> [Data records]:
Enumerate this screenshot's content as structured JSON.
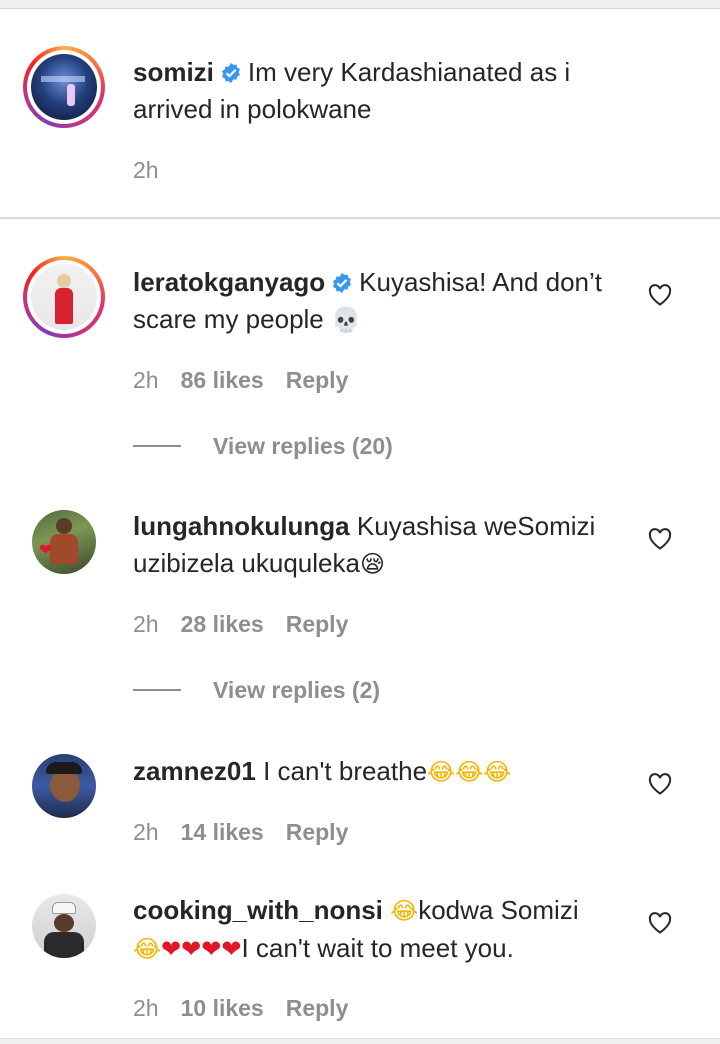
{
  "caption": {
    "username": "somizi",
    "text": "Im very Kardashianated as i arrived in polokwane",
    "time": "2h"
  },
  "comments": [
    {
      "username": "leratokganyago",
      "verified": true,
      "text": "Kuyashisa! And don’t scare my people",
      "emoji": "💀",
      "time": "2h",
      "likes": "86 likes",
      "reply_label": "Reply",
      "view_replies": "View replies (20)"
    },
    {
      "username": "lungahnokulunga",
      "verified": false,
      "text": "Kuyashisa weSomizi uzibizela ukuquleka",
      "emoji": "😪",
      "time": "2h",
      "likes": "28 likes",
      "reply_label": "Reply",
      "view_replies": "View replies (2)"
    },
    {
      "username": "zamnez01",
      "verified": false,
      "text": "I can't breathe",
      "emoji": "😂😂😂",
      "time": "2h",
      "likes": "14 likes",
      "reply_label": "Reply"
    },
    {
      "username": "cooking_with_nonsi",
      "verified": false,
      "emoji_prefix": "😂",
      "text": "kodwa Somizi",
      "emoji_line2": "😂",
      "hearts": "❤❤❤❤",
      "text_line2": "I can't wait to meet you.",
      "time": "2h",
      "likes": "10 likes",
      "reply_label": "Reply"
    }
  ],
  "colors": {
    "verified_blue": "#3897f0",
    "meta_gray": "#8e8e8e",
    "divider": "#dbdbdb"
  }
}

--

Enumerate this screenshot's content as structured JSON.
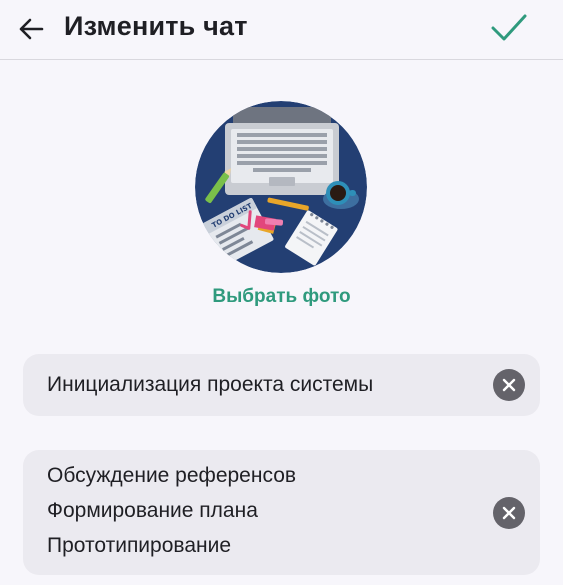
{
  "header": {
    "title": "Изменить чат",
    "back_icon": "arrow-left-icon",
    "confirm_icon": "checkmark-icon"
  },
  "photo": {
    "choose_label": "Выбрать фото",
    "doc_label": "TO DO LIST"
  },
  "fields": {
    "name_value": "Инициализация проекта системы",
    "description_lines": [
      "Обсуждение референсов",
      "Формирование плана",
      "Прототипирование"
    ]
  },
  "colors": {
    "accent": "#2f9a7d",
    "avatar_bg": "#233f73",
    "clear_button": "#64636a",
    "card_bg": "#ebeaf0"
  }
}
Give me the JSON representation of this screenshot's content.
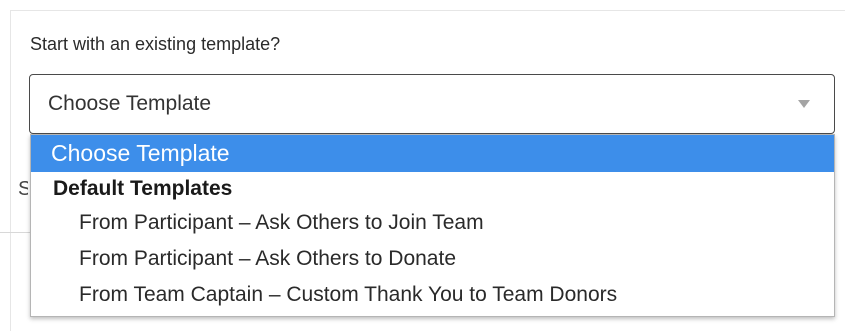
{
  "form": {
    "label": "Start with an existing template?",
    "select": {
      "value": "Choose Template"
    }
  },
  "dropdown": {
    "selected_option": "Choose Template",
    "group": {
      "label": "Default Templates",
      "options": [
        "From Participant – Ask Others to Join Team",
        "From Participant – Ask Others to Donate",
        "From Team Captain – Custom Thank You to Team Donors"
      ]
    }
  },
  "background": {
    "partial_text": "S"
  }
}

---

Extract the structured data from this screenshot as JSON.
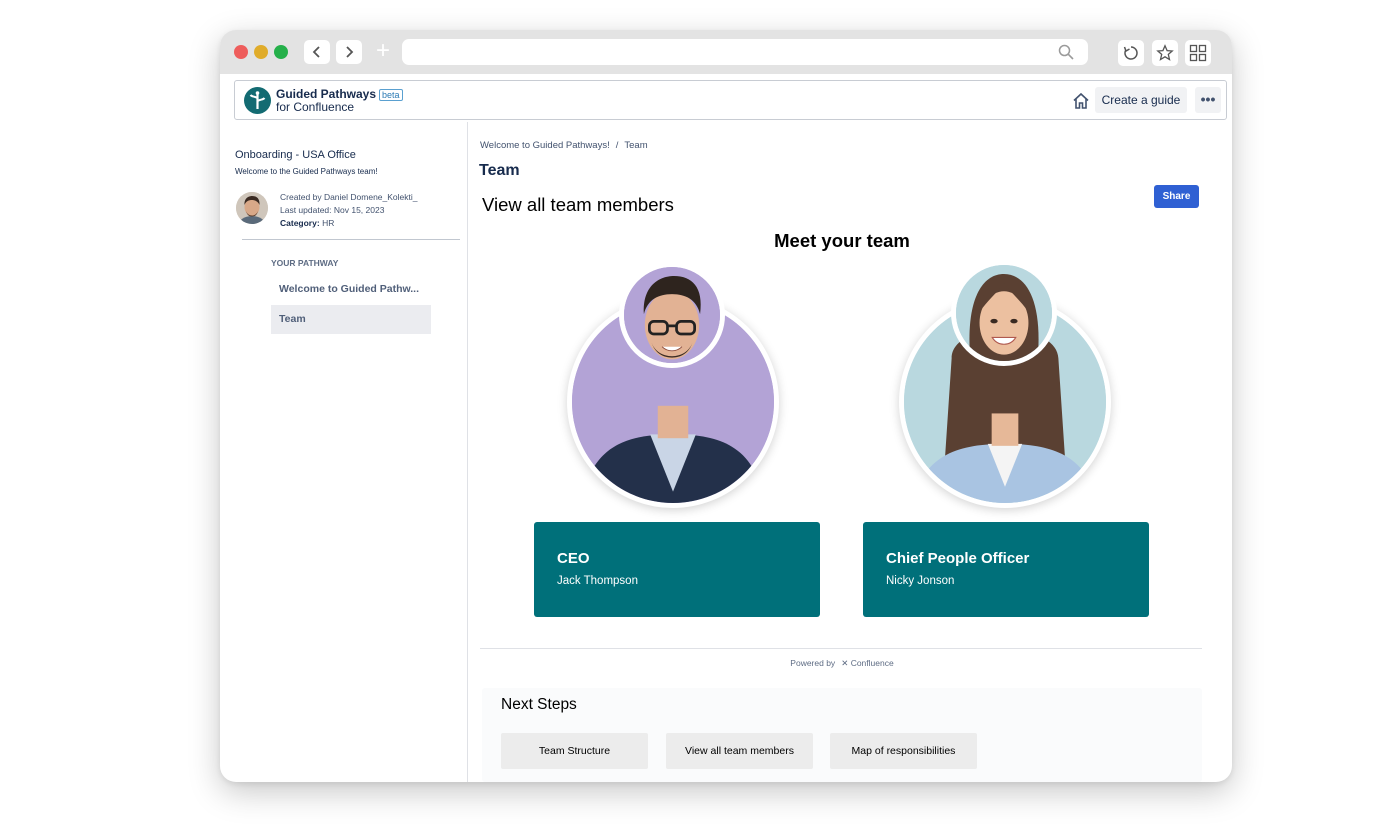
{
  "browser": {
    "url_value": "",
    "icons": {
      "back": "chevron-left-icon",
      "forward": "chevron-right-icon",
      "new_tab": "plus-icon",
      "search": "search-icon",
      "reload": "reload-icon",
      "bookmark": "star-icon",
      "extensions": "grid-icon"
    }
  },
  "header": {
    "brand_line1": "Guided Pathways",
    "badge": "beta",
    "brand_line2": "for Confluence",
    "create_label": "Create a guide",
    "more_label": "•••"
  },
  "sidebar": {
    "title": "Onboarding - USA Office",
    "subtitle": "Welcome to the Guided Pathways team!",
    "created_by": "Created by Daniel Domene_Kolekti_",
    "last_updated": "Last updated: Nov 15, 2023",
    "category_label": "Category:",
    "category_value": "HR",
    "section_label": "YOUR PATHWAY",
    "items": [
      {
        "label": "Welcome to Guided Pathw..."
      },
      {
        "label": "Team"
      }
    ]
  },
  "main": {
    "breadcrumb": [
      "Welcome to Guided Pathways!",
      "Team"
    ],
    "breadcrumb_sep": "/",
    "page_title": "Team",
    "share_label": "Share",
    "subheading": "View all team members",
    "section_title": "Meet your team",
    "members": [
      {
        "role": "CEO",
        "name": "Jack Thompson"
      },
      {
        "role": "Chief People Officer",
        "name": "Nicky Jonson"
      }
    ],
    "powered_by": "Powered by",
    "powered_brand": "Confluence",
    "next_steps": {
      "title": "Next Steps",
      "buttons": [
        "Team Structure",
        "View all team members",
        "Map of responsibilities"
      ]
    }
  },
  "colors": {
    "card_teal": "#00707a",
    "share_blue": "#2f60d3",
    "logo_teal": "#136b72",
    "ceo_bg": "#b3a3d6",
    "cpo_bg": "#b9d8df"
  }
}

> [Instructions to follow]: Extract every line of the records above that contains the word "this".

> [The answer]:
Enumerate this screenshot's content as structured JSON.
Enumerate this screenshot's content as structured JSON.
Give me the JSON representation of this screenshot's content.
Extract the structured data from this screenshot as JSON.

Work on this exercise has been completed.